═════ Documento

Nadie podrá sorprenderse si la campaña
con miras a las elecciones de medio término que se realizarán en este 2013
posterga los debates en torno a propuestas legislativas para afincarse en la
controversia acerca de un sí o un no a la reelección. Que se haga énfasis
solamente en este aspecto no favorece ni a las instituciones ni al país, pero
ayudará a los opositores a encontrar una base de acuerdo que pueda aglutinarlos
o, al menos, dispersarle los votos al oficialismo en elecciones que, de por sí
y por los cargos en disputa, suelen dispersar el voto.
Dado que la presidenta ha manifestado
varias veces que no está en su agenda la posibilidad de una reforma y que
ningún alto funcionario se ha manifestado seriamente al respecto, la hipótesis
de un kirchnerismo que avance furioso hacia una Asamblea Constituyente resulta todavía
algo remota, pero, a su vez, resulta insoslayable la dificultad que tiene el
proyecto oficialista al momento de proyectar un sucesor algo que se resolvería
si se eliminase la cláusula que impide una nueva reelección.

══════════

Tu objetivo | Reproduce del texto sobre la reelección todo lo que va desde "Nadie podrá sorprenderse" hasta "dispersar el voto.", sin cambiar ni una palabra.

═════ Datos disponibles

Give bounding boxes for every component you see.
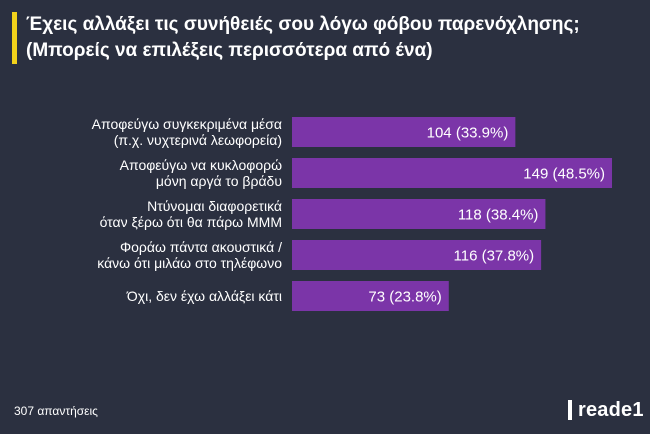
- category-label-0: Αποφεύγω συγκεκριμένα μέσα (π.χ. νυχτεριν…: [92, 116, 282, 148]
- category-label-1-line-0: Αποφεύγω να κυκλοφορώ: [120, 157, 282, 173]
- category-label-4-line-0: Όχι, δεν έχω αλλάξει κάτι: [126, 288, 282, 304]
- data-label-3: 116 (37.8%): [454, 248, 535, 265]
- responses-count: 307 απαντήσεις: [14, 404, 98, 418]
- data-label-4: 73 (23.8%): [368, 289, 441, 306]
- chart-title-line-2: (Μπορείς να επιλέξεις περισσότερα από έν…: [26, 40, 433, 61]
- category-label-4: Όχι, δεν έχω αλλάξει κάτι: [126, 288, 282, 304]
- category-label-1-line-1: μόνη αργά το βράδυ: [156, 173, 282, 189]
- title-accent-bar: [12, 12, 17, 64]
- category-label-0-line-1: (π.χ. νυχτερινά λεωφορεία): [114, 132, 282, 148]
- brand-logo-mark: [568, 400, 572, 420]
- category-label-2-line-0: Ντύνομαι διαφορετικά: [147, 198, 282, 214]
- category-label-3-line-0: Φοράω πάντα ακουστικά /: [120, 239, 282, 255]
- brand-logo-text: reade1: [578, 398, 644, 421]
- bar-4: [292, 281, 449, 311]
- category-label-3: Φοράω πάντα ακουστικά / κάνω ότι μιλάω στ…: [97, 239, 282, 271]
- chart-title-line-1: Έχεις αλλάξει τις συνήθειές σου λόγω φόβ…: [26, 14, 580, 35]
- category-label-1: Αποφεύγω να κυκλοφορώ μόνη αργά το βράδυ: [120, 157, 282, 189]
- bar-0: [292, 117, 516, 147]
- bar-3: [292, 240, 542, 270]
- brand-logo: reade1: [568, 398, 644, 422]
- data-label-1: 149 (48.5%): [523, 166, 605, 183]
- category-label-2: Ντύνομαι διαφορετικά όταν ξέρω ότι θα πάρ…: [100, 198, 282, 230]
- category-label-0-line-0: Αποφεύγω συγκεκριμένα μέσα: [92, 116, 282, 132]
- bar-1: [292, 158, 612, 188]
- data-label-2: 118 (38.4%): [458, 207, 539, 224]
- chart-title: Έχεις αλλάξει τις συνήθειές σου λόγω φόβ…: [26, 12, 636, 64]
- bar-2: [292, 199, 546, 229]
- data-label-0: 104 (33.9%): [427, 125, 509, 142]
- category-label-2-line-1: όταν ξέρω ότι θα πάρω ΜΜΜ: [100, 214, 282, 230]
- category-label-3-line-1: κάνω ότι μιλάω στο τηλέφωνο: [97, 255, 282, 271]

══════════

Solución del problema |
Nadie podrá sorprenderse si la campaña
con miras a las elecciones de medio término que se realizarán en este 2013
posterga los debates en torno a propuestas legislativas para afincarse en la
controversia acerca de un sí o un no a la reelección. Que se haga énfasis
solamente en este aspecto no favorece ni a las instituciones ni al país, pero
ayudará a los opositores a encontrar una base de acuerdo que pueda aglutinarlos
o, al menos, dispersarle los votos al oficialismo en elecciones que, de por sí
y por los cargos en disputa, suelen dispersar el voto.